● **TASK BRIEF**
Copy out the data below as written; omit any images.

"""

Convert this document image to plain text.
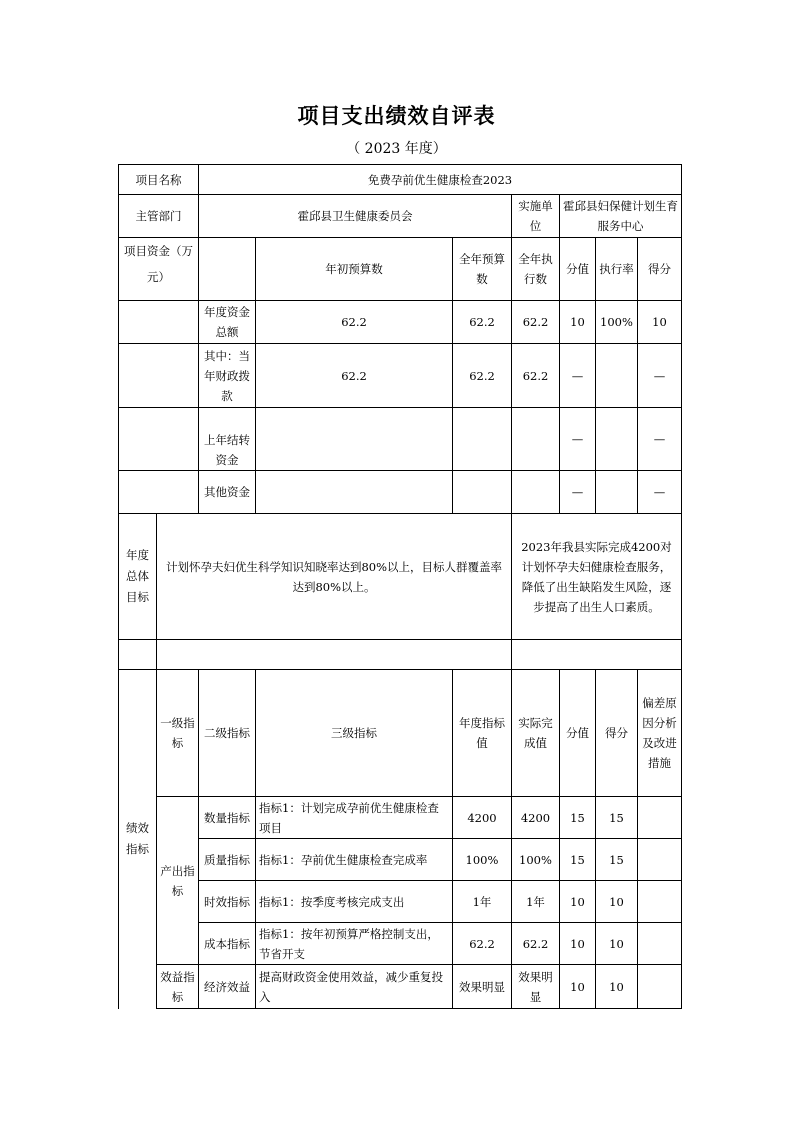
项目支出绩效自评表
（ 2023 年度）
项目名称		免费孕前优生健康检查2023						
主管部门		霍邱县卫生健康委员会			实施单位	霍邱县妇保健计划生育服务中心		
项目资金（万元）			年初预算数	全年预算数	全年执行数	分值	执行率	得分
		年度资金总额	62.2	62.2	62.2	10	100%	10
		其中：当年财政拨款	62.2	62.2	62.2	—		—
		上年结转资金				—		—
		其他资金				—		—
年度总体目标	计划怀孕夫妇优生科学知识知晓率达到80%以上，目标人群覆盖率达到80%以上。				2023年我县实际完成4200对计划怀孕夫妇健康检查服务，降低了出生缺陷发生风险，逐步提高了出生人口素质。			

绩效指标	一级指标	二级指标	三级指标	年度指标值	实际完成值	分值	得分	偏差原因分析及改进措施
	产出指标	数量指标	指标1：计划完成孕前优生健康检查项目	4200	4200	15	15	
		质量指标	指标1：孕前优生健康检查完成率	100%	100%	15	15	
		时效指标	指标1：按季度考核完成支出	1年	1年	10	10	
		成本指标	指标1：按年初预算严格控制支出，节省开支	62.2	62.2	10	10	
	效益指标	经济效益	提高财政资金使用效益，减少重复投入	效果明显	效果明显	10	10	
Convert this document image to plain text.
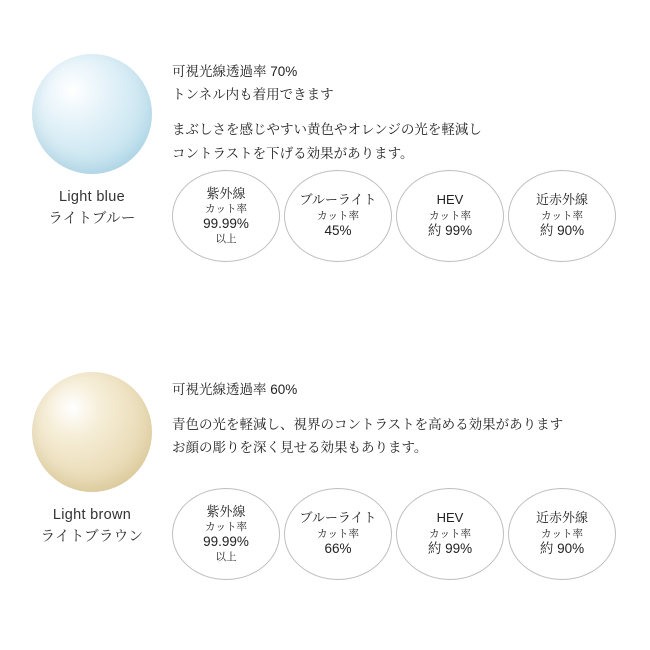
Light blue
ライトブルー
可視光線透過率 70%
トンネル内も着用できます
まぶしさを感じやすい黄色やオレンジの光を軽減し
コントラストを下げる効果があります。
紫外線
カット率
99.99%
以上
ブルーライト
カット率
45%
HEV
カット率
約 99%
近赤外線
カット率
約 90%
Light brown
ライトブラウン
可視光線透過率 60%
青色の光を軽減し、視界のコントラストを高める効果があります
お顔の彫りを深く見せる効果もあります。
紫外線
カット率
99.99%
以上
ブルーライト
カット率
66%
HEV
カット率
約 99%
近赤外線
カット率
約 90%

"""

● **RESULT OF THIS EXERCISE**
Convert this document image to plain text.
项目支出绩效自评表
（ 2023 年度）
项目名称		免费孕前优生健康检查2023						
主管部门		霍邱县卫生健康委员会			实施单位	霍邱县妇保健计划生育服务中心		
项目资金（万元）			年初预算数	全年预算数	全年执行数	分值	执行率	得分
		年度资金总额	62.2	62.2	62.2	10	100%	10
		其中：当年财政拨款	62.2	62.2	62.2	—		—
		上年结转资金				—		—
		其他资金				—		—
年度总体目标	计划怀孕夫妇优生科学知识知晓率达到80%以上，目标人群覆盖率达到80%以上。				2023年我县实际完成4200对计划怀孕夫妇健康检查服务，降低了出生缺陷发生风险，逐步提高了出生人口素质。			

绩效指标	一级指标	二级指标	三级指标	年度指标值	实际完成值	分值	得分	偏差原因分析及改进措施
	产出指标	数量指标	指标1：计划完成孕前优生健康检查项目	4200	4200	15	15	
		质量指标	指标1：孕前优生健康检查完成率	100%	100%	15	15	
		时效指标	指标1：按季度考核完成支出	1年	1年	10	10	
		成本指标	指标1：按年初预算严格控制支出，节省开支	62.2	62.2	10	10	
	效益指标	经济效益	提高财政资金使用效益，减少重复投入	效果明显	效果明显	10	10	
Convert this document image to plain text.
Light blue
ライトブルー
可視光線透過率 70%
トンネル内も着用できます
まぶしさを感じやすい黄色やオレンジの光を軽減し
コントラストを下げる効果があります。
紫外線
カット率
99.99%
以上
ブルーライト
カット率
45%
HEV
カット率
約 99%
近赤外線
カット率
約 90%
Light brown
ライトブラウン
可視光線透過率 60%
青色の光を軽減し、視界のコントラストを高める効果があります
お顔の彫りを深く見せる効果もあります。
紫外線
カット率
99.99%
以上
ブルーライト
カット率
66%
HEV
カット率
約 99%
近赤外線
カット率
約 90%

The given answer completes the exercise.